● What is asked: Images are not part of the copy; write out the rest of the data exactly as given.

::: Supplied information

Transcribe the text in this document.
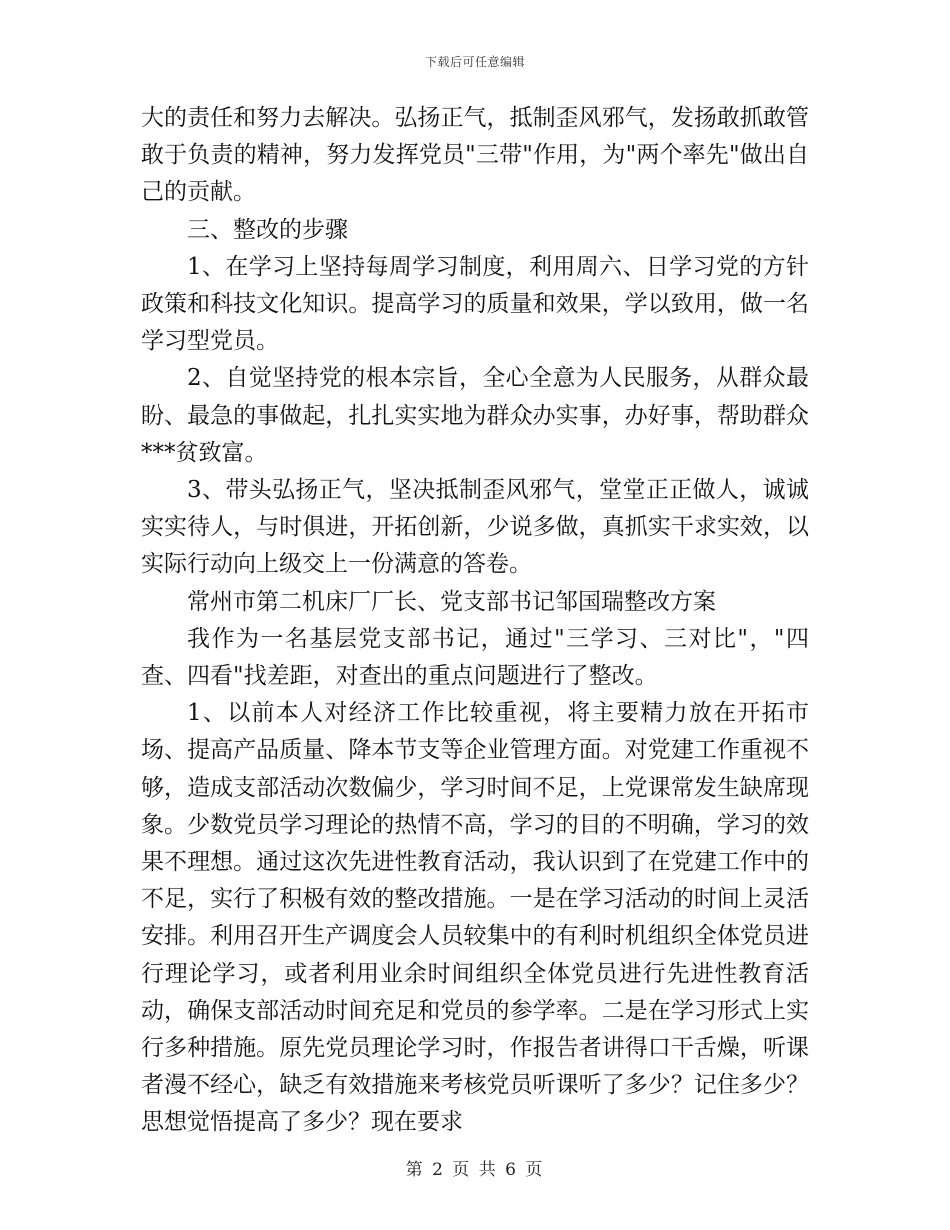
下载后可任意编辑

大的责任和努力去解决。弘扬正气，抵制歪风邪气，发扬敢抓敢管敢于负责的精神，努力发挥党员"三带"作用，为"两个率先"做出自己的贡献。

三、整改的步骤

1、在学习上坚持每周学习制度，利用周六、日学习党的方针政策和科技文化知识。提高学习的质量和效果，学以致用，做一名学习型党员。

2、自觉坚持党的根本宗旨，全心全意为人民服务，从群众最盼、最急的事做起，扎扎实实地为群众办实事，办好事，帮助群众***贫致富。

3、带头弘扬正气，坚决抵制歪风邪气，堂堂正正做人，诚诚实实待人，与时俱进，开拓创新，少说多做，真抓实干求实效，以实际行动向上级交上一份满意的答卷。

常州市第二机床厂厂长、党支部书记邹国瑞整改方案

我作为一名基层党支部书记，通过"三学习、三对比"，"四查、四看"找差距，对查出的重点问题进行了整改。

1、以前本人对经济工作比较重视，将主要精力放在开拓市场、提高产品质量、降本节支等企业管理方面。对党建工作重视不够，造成支部活动次数偏少，学习时间不足，上党课常发生缺席现象。少数党员学习理论的热情不高，学习的目的不明确，学习的效果不理想。通过这次先进性教育活动，我认识到了在党建工作中的不足，实行了积极有效的整改措施。一是在学习活动的时间上灵活安排。利用召开生产调度会人员较集中的有利时机组织全体党员进行理论学习，或者利用业余时间组织全体党员进行先进性教育活动，确保支部活动时间充足和党员的参学率。二是在学习形式上实行多种措施。原先党员理论学习时，作报告者讲得口干舌燥，听课者漫不经心，缺乏有效措施来考核党员听课听了多少？记住多少？思想觉悟提高了多少？现在要求

第 2 页 共 6 页
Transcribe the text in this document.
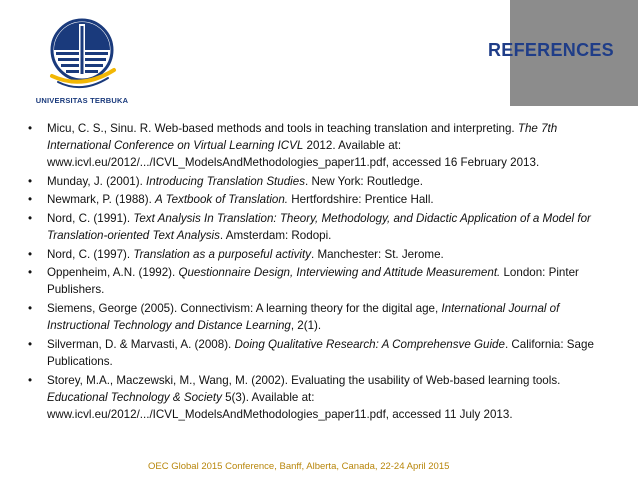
UNIVERSITAS TERBUKA
REFERENCES
• Micu, C. S., Sinu. R. Web-based methods and tools in teaching translation and interpreting. The 7th International Conference on Virtual Learning ICVL 2012. Available at: www.icvl.eu/2012/.../ICVL_ModelsAndMethodologies_paper11.pdf, accessed 16 February 2013.
• Munday, J. (2001). Introducing Translation Studies. New York: Routledge.
• Newmark, P. (1988). A Textbook of Translation. Hertfordshire: Prentice Hall.
• Nord, C. (1991). Text Analysis In Translation: Theory, Methodology, and Didactic Application of a Model for Translation-oriented Text Analysis. Amsterdam: Rodopi.
• Nord, C. (1997). Translation as a purposeful activity. Manchester: St. Jerome.
• Oppenheim, A.N. (1992). Questionnaire Design, Interviewing and Attitude Measurement. London: Pinter Publishers.
• Siemens, George (2005). Connectivism: A learning theory for the digital age, International Journal of Instructional Technology and Distance Learning, 2(1).
• Silverman, D. & Marvasti, A. (2008). Doing Qualitative Research: A Comprehensve Guide. California: Sage Publications.
• Storey, M.A., Maczewski, M., Wang, M. (2002). Evaluating the usability of Web-based learning tools. Educational Technology & Society 5(3). Available at: www.icvl.eu/2012/.../ICVL_ModelsAndMethodologies_paper11.pdf, accessed 11 July 2013.
OEC Global 2015 Conference, Banff, Alberta, Canada, 22-24 April 2015
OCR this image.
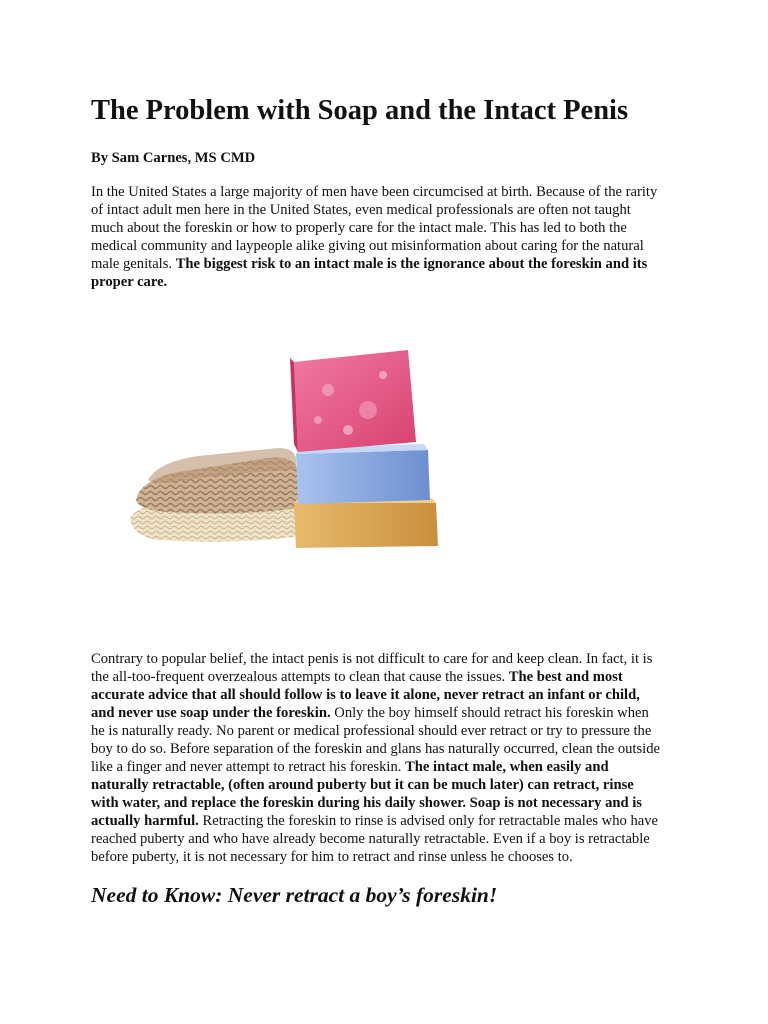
The Problem with Soap and the Intact Penis

By Sam Carnes, MS CMD

In the United States a large majority of men have been circumcised at birth. Because of the rarity
of intact adult men here in the United States, even medical professionals are often not taught
much about the foreskin or how to properly care for the intact male. This has led to both the
medical community and laypeople alike giving out misinformation about caring for the natural
male genitals. The biggest risk to an intact male is the ignorance about the foreskin and its
proper care.

Contrary to popular belief, the intact penis is not difficult to care for and keep clean. In fact, it is
the all-too-frequent overzealous attempts to clean that cause the issues. The best and most
accurate advice that all should follow is to leave it alone, never retract an infant or child,
and never use soap under the foreskin. Only the boy himself should retract his foreskin when
he is naturally ready. No parent or medical professional should ever retract or try to pressure the
boy to do so. Before separation of the foreskin and glans has naturally occurred, clean the outside
like a finger and never attempt to retract his foreskin. The intact male, when easily and
naturally retractable, (often around puberty but it can be much later) can retract, rinse
with water, and replace the foreskin during his daily shower. Soap is not necessary and is
actually harmful. Retracting the foreskin to rinse is advised only for retractable males who have
reached puberty and who have already become naturally retractable. Even if a boy is retractable
before puberty, it is not necessary for him to retract and rinse unless he chooses to.

Need to Know: Never retract a boy’s foreskin!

::::::

● Correct answer:
Transcribe the text in this document.
下载后可任意编辑

大的责任和努力去解决。弘扬正气，抵制歪风邪气，发扬敢抓敢管敢于负责的精神，努力发挥党员"三带"作用，为"两个率先"做出自己的贡献。

三、整改的步骤

1、在学习上坚持每周学习制度，利用周六、日学习党的方针政策和科技文化知识。提高学习的质量和效果，学以致用，做一名学习型党员。

2、自觉坚持党的根本宗旨，全心全意为人民服务，从群众最盼、最急的事做起，扎扎实实地为群众办实事，办好事，帮助群众***贫致富。

3、带头弘扬正气，坚决抵制歪风邪气，堂堂正正做人，诚诚实实待人，与时俱进，开拓创新，少说多做，真抓实干求实效，以实际行动向上级交上一份满意的答卷。

常州市第二机床厂厂长、党支部书记邹国瑞整改方案

我作为一名基层党支部书记，通过"三学习、三对比"，"四查、四看"找差距，对查出的重点问题进行了整改。

1、以前本人对经济工作比较重视，将主要精力放在开拓市场、提高产品质量、降本节支等企业管理方面。对党建工作重视不够，造成支部活动次数偏少，学习时间不足，上党课常发生缺席现象。少数党员学习理论的热情不高，学习的目的不明确，学习的效果不理想。通过这次先进性教育活动，我认识到了在党建工作中的不足，实行了积极有效的整改措施。一是在学习活动的时间上灵活安排。利用召开生产调度会人员较集中的有利时机组织全体党员进行理论学习，或者利用业余时间组织全体党员进行先进性教育活动，确保支部活动时间充足和党员的参学率。二是在学习形式上实行多种措施。原先党员理论学习时，作报告者讲得口干舌燥，听课者漫不经心，缺乏有效措施来考核党员听课听了多少？记住多少？思想觉悟提高了多少？现在要求

第 2 页 共 6 页
Transcribe the text in this document.
UNIVERSITAS TERBUKA
REFERENCES
• Micu, C. S., Sinu. R. Web-based methods and tools in teaching translation and interpreting. The 7th International Conference on Virtual Learning ICVL 2012. Available at: www.icvl.eu/2012/.../ICVL_ModelsAndMethodologies_paper11.pdf, accessed 16 February 2013.
• Munday, J. (2001). Introducing Translation Studies. New York: Routledge.
• Newmark, P. (1988). A Textbook of Translation. Hertfordshire: Prentice Hall.
• Nord, C. (1991). Text Analysis In Translation: Theory, Methodology, and Didactic Application of a Model for Translation-oriented Text Analysis. Amsterdam: Rodopi.
• Nord, C. (1997). Translation as a purposeful activity. Manchester: St. Jerome.
• Oppenheim, A.N. (1992). Questionnaire Design, Interviewing and Attitude Measurement. London: Pinter Publishers.
• Siemens, George (2005). Connectivism: A learning theory for the digital age, International Journal of Instructional Technology and Distance Learning, 2(1).
• Silverman, D. & Marvasti, A. (2008). Doing Qualitative Research: A Comprehensve Guide. California: Sage Publications.
• Storey, M.A., Maczewski, M., Wang, M. (2002). Evaluating the usability of Web-based learning tools. Educational Technology & Society 5(3). Available at: www.icvl.eu/2012/.../ICVL_ModelsAndMethodologies_paper11.pdf, accessed 11 July 2013.
OEC Global 2015 Conference, Banff, Alberta, Canada, 22-24 April 2015
OCR this image.
The Problem with Soap and the Intact Penis

By Sam Carnes, MS CMD

In the United States a large majority of men have been circumcised at birth. Because of the rarity
of intact adult men here in the United States, even medical professionals are often not taught
much about the foreskin or how to properly care for the intact male. This has led to both the
medical community and laypeople alike giving out misinformation about caring for the natural
male genitals. The biggest risk to an intact male is the ignorance about the foreskin and its
proper care.

Contrary to popular belief, the intact penis is not difficult to care for and keep clean. In fact, it is
the all-too-frequent overzealous attempts to clean that cause the issues. The best and most
accurate advice that all should follow is to leave it alone, never retract an infant or child,
and never use soap under the foreskin. Only the boy himself should retract his foreskin when
he is naturally ready. No parent or medical professional should ever retract or try to pressure the
boy to do so. Before separation of the foreskin and glans has naturally occurred, clean the outside
like a finger and never attempt to retract his foreskin. The intact male, when easily and
naturally retractable, (often around puberty but it can be much later) can retract, rinse
with water, and replace the foreskin during his daily shower. Soap is not necessary and is
actually harmful. Retracting the foreskin to rinse is advised only for retractable males who have
reached puberty and who have already become naturally retractable. Even if a boy is retractable
before puberty, it is not necessary for him to retract and rinse unless he chooses to.

Need to Know: Never retract a boy’s foreskin!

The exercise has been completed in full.